------ DATA EXCERPTS
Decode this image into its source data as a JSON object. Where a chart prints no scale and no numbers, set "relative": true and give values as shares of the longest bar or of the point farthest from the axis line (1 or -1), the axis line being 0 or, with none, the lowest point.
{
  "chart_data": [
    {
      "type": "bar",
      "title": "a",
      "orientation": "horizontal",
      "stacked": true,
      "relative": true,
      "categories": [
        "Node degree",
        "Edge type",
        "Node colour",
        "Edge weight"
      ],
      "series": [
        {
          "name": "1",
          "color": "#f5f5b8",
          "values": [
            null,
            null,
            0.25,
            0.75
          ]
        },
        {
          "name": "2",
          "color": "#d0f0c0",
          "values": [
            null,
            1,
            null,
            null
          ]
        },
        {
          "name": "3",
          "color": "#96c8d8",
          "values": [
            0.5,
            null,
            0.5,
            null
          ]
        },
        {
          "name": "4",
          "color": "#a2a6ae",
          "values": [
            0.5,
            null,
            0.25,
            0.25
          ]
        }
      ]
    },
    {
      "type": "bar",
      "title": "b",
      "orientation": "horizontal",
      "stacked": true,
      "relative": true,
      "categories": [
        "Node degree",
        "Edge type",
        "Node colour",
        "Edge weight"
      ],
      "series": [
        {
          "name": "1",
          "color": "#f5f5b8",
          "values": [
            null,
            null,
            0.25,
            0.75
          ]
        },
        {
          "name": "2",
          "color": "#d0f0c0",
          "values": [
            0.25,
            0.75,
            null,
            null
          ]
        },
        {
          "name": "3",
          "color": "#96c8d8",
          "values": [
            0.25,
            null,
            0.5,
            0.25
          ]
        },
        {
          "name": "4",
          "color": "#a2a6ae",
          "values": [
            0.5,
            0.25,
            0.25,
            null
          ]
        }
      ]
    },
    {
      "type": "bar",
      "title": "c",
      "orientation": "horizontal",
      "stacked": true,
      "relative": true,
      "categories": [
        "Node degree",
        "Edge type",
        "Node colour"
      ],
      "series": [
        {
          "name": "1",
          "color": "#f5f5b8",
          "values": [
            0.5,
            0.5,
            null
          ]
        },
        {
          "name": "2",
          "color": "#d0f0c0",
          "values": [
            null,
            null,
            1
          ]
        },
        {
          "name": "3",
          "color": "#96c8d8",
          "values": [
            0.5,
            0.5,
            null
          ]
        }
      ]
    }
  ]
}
------------
**WHAT NEEDS TO BE DONE:** Output the listing above without altering a single character.

**COMPLETE ANSWER:**
Decode this image into its source data as a JSON object. Where a chart prints no scale and no numbers, set "relative": true and give values as shares of the longest bar or of the point farthest from the axis line (1 or -1), the axis line being 0 or, with none, the lowest point.
{
  "chart_data": [
    {
      "type": "bar",
      "title": "a",
      "orientation": "horizontal",
      "stacked": true,
      "relative": true,
      "categories": [
        "Node degree",
        "Edge type",
        "Node colour",
        "Edge weight"
      ],
      "series": [
        {
          "name": "1",
          "color": "#f5f5b8",
          "values": [
            null,
            null,
            0.25,
            0.75
          ]
        },
        {
          "name": "2",
          "color": "#d0f0c0",
          "values": [
            null,
            1,
            null,
            null
          ]
        },
        {
          "name": "3",
          "color": "#96c8d8",
          "values": [
            0.5,
            null,
            0.5,
            null
          ]
        },
        {
          "name": "4",
          "color": "#a2a6ae",
          "values": [
            0.5,
            null,
            0.25,
            0.25
          ]
        }
      ]
    },
    {
      "type": "bar",
      "title": "b",
      "orientation": "horizontal",
      "stacked": true,
      "relative": true,
      "categories": [
        "Node degree",
        "Edge type",
        "Node colour",
        "Edge weight"
      ],
      "series": [
        {
          "name": "1",
          "color": "#f5f5b8",
          "values": [
            null,
            null,
            0.25,
            0.75
          ]
        },
        {
          "name": "2",
          "color": "#d0f0c0",
          "values": [
            0.25,
            0.75,
            null,
            null
          ]
        },
        {
          "name": "3",
          "color": "#96c8d8",
          "values": [
            0.25,
            null,
            0.5,
            0.25
          ]
        },
        {
          "name": "4",
          "color": "#a2a6ae",
          "values": [
            0.5,
            0.25,
            0.25,
            null
          ]
        }
      ]
    },
    {
      "type": "bar",
      "title": "c",
      "orientation": "horizontal",
      "stacked": true,
      "relative": true,
      "categories": [
        "Node degree",
        "Edge type",
        "Node colour"
      ],
      "series": [
        {
          "name": "1",
          "color": "#f5f5b8",
          "values": [
            0.5,
            0.5,
            null
          ]
        },
        {
          "name": "2",
          "color": "#d0f0c0",
          "values": [
            null,
            null,
            1
          ]
        },
        {
          "name": "3",
          "color": "#96c8d8",
          "values": [
            0.5,
            0.5,
            null
          ]
        }
      ]
    }
  ]
}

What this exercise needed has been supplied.